■ WHAT TO WORK ON
Every record below is to be retyped exactly.

■ MATERIAL SHOWN
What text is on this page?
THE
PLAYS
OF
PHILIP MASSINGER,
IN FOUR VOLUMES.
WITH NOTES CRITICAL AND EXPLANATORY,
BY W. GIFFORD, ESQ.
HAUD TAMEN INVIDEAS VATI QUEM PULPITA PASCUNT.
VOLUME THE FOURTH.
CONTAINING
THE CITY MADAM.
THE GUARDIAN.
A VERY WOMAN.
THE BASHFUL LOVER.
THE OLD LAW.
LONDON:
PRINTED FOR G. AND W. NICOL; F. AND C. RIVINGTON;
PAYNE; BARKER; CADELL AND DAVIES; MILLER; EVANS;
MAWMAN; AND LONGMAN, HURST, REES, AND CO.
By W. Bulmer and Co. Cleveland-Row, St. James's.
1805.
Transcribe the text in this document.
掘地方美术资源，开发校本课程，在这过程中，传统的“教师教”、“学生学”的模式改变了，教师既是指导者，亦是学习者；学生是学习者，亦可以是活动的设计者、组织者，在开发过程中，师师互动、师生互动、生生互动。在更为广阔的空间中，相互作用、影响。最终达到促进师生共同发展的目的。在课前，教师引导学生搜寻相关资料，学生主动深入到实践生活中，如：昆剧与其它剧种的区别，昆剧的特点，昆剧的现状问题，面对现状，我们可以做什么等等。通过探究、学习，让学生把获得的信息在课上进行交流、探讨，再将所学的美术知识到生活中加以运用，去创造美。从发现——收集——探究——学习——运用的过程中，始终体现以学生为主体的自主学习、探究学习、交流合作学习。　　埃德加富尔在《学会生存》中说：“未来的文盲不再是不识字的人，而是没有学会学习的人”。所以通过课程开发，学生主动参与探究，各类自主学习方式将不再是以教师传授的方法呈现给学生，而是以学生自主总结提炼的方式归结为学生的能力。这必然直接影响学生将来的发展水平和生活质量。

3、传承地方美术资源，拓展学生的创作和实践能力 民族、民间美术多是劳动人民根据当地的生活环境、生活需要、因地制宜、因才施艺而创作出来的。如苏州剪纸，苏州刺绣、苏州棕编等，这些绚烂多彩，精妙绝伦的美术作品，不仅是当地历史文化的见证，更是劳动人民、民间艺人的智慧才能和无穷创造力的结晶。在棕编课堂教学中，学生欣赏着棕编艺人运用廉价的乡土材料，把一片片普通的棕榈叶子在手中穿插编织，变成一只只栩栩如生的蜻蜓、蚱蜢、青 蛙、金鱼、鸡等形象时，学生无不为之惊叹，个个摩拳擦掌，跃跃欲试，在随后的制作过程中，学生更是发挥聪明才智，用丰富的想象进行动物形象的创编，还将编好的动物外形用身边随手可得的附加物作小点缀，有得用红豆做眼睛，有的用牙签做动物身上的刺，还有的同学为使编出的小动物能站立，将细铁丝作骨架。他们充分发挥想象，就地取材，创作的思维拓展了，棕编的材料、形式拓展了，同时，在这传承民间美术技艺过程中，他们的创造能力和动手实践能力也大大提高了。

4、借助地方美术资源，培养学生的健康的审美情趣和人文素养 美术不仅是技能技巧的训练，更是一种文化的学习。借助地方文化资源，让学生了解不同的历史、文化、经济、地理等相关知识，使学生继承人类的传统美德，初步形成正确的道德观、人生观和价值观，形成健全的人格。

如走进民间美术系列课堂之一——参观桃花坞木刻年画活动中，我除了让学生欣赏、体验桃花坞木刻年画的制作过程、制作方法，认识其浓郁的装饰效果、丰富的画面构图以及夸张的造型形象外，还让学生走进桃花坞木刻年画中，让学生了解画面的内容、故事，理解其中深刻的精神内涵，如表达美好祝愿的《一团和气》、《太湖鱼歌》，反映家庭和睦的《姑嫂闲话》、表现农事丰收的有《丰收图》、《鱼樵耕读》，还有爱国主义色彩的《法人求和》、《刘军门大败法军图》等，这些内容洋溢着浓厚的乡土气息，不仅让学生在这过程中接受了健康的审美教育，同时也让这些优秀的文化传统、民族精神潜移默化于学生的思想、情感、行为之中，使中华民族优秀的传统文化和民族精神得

■ RESULT OF THIS TASK
What text is on this page?
THE
PLAYS
OF
PHILIP MASSINGER,
IN FOUR VOLUMES.
WITH NOTES CRITICAL AND EXPLANATORY,
BY W. GIFFORD, ESQ.
HAUD TAMEN INVIDEAS VATI QUEM PULPITA PASCUNT.
VOLUME THE FOURTH.
CONTAINING
THE CITY MADAM.
THE GUARDIAN.
A VERY WOMAN.
THE BASHFUL LOVER.
THE OLD LAW.
LONDON:
PRINTED FOR G. AND W. NICOL; F. AND C. RIVINGTON;
PAYNE; BARKER; CADELL AND DAVIES; MILLER; EVANS;
MAWMAN; AND LONGMAN, HURST, REES, AND CO.
By W. Bulmer and Co. Cleveland-Row, St. James's.
1805.
Transcribe the text in this document.
掘地方美术资源，开发校本课程，在这过程中，传统的“教师教”、“学生学”的模式改变了，教师既是指导者，亦是学习者；学生是学习者，亦可以是活动的设计者、组织者，在开发过程中，师师互动、师生互动、生生互动。在更为广阔的空间中，相互作用、影响。最终达到促进师生共同发展的目的。在课前，教师引导学生搜寻相关资料，学生主动深入到实践生活中，如：昆剧与其它剧种的区别，昆剧的特点，昆剧的现状问题，面对现状，我们可以做什么等等。通过探究、学习，让学生把获得的信息在课上进行交流、探讨，再将所学的美术知识到生活中加以运用，去创造美。从发现——收集——探究——学习——运用的过程中，始终体现以学生为主体的自主学习、探究学习、交流合作学习。　　埃德加富尔在《学会生存》中说：“未来的文盲不再是不识字的人，而是没有学会学习的人”。所以通过课程开发，学生主动参与探究，各类自主学习方式将不再是以教师传授的方法呈现给学生，而是以学生自主总结提炼的方式归结为学生的能力。这必然直接影响学生将来的发展水平和生活质量。

3、传承地方美术资源，拓展学生的创作和实践能力 民族、民间美术多是劳动人民根据当地的生活环境、生活需要、因地制宜、因才施艺而创作出来的。如苏州剪纸，苏州刺绣、苏州棕编等，这些绚烂多彩，精妙绝伦的美术作品，不仅是当地历史文化的见证，更是劳动人民、民间艺人的智慧才能和无穷创造力的结晶。在棕编课堂教学中，学生欣赏着棕编艺人运用廉价的乡土材料，把一片片普通的棕榈叶子在手中穿插编织，变成一只只栩栩如生的蜻蜓、蚱蜢、青 蛙、金鱼、鸡等形象时，学生无不为之惊叹，个个摩拳擦掌，跃跃欲试，在随后的制作过程中，学生更是发挥聪明才智，用丰富的想象进行动物形象的创编，还将编好的动物外形用身边随手可得的附加物作小点缀，有得用红豆做眼睛，有的用牙签做动物身上的刺，还有的同学为使编出的小动物能站立，将细铁丝作骨架。他们充分发挥想象，就地取材，创作的思维拓展了，棕编的材料、形式拓展了，同时，在这传承民间美术技艺过程中，他们的创造能力和动手实践能力也大大提高了。

4、借助地方美术资源，培养学生的健康的审美情趣和人文素养 美术不仅是技能技巧的训练，更是一种文化的学习。借助地方文化资源，让学生了解不同的历史、文化、经济、地理等相关知识，使学生继承人类的传统美德，初步形成正确的道德观、人生观和价值观，形成健全的人格。

如走进民间美术系列课堂之一——参观桃花坞木刻年画活动中，我除了让学生欣赏、体验桃花坞木刻年画的制作过程、制作方法，认识其浓郁的装饰效果、丰富的画面构图以及夸张的造型形象外，还让学生走进桃花坞木刻年画中，让学生了解画面的内容、故事，理解其中深刻的精神内涵，如表达美好祝愿的《一团和气》、《太湖鱼歌》，反映家庭和睦的《姑嫂闲话》、表现农事丰收的有《丰收图》、《鱼樵耕读》，还有爱国主义色彩的《法人求和》、《刘军门大败法军图》等，这些内容洋溢着浓厚的乡土气息，不仅让学生在这过程中接受了健康的审美教育，同时也让这些优秀的文化传统、民族精神潜移默化于学生的思想、情感、行为之中，使中华民族优秀的传统文化和民族精神得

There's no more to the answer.